> Stored records
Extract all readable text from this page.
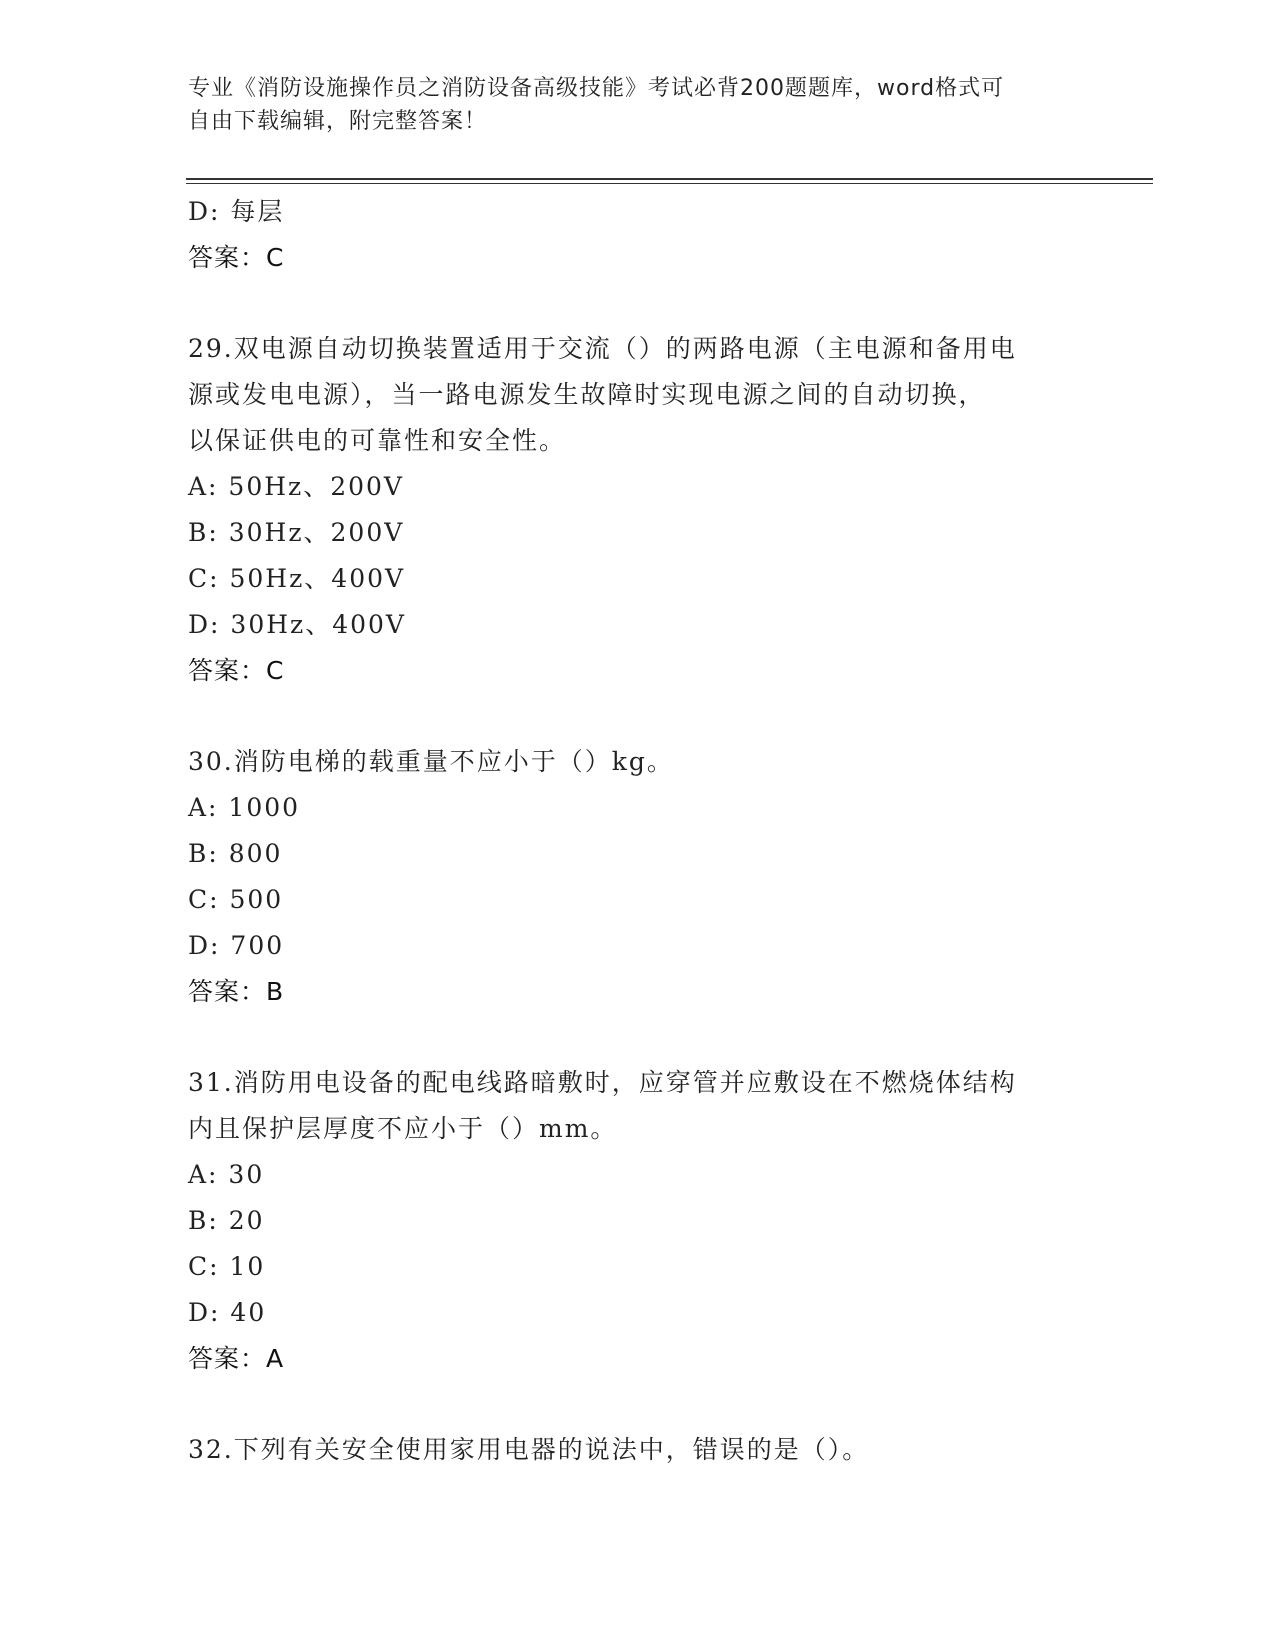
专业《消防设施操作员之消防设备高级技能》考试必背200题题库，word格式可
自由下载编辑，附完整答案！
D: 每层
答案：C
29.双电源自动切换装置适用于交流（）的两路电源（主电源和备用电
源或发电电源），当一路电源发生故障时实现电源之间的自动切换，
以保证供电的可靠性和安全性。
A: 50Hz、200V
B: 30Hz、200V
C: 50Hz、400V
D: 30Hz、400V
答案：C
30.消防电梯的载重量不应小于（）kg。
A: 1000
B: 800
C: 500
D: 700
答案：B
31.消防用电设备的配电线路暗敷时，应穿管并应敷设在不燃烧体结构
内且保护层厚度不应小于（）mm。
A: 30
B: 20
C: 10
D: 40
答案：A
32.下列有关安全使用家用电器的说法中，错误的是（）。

> EXERCISE GOAL
Exclude every picture and copy the remaining data exactly.

> EXPECTED OUTPUT
Extract all readable text from this page.
专业《消防设施操作员之消防设备高级技能》考试必背200题题库，word格式可
自由下载编辑，附完整答案！
D: 每层
答案：C
29.双电源自动切换装置适用于交流（）的两路电源（主电源和备用电
源或发电电源），当一路电源发生故障时实现电源之间的自动切换，
以保证供电的可靠性和安全性。
A: 50Hz、200V
B: 30Hz、200V
C: 50Hz、400V
D: 30Hz、400V
答案：C
30.消防电梯的载重量不应小于（）kg。
A: 1000
B: 800
C: 500
D: 700
答案：B
31.消防用电设备的配电线路暗敷时，应穿管并应敷设在不燃烧体结构
内且保护层厚度不应小于（）mm。
A: 30
B: 20
C: 10
D: 40
答案：A
32.下列有关安全使用家用电器的说法中，错误的是（）。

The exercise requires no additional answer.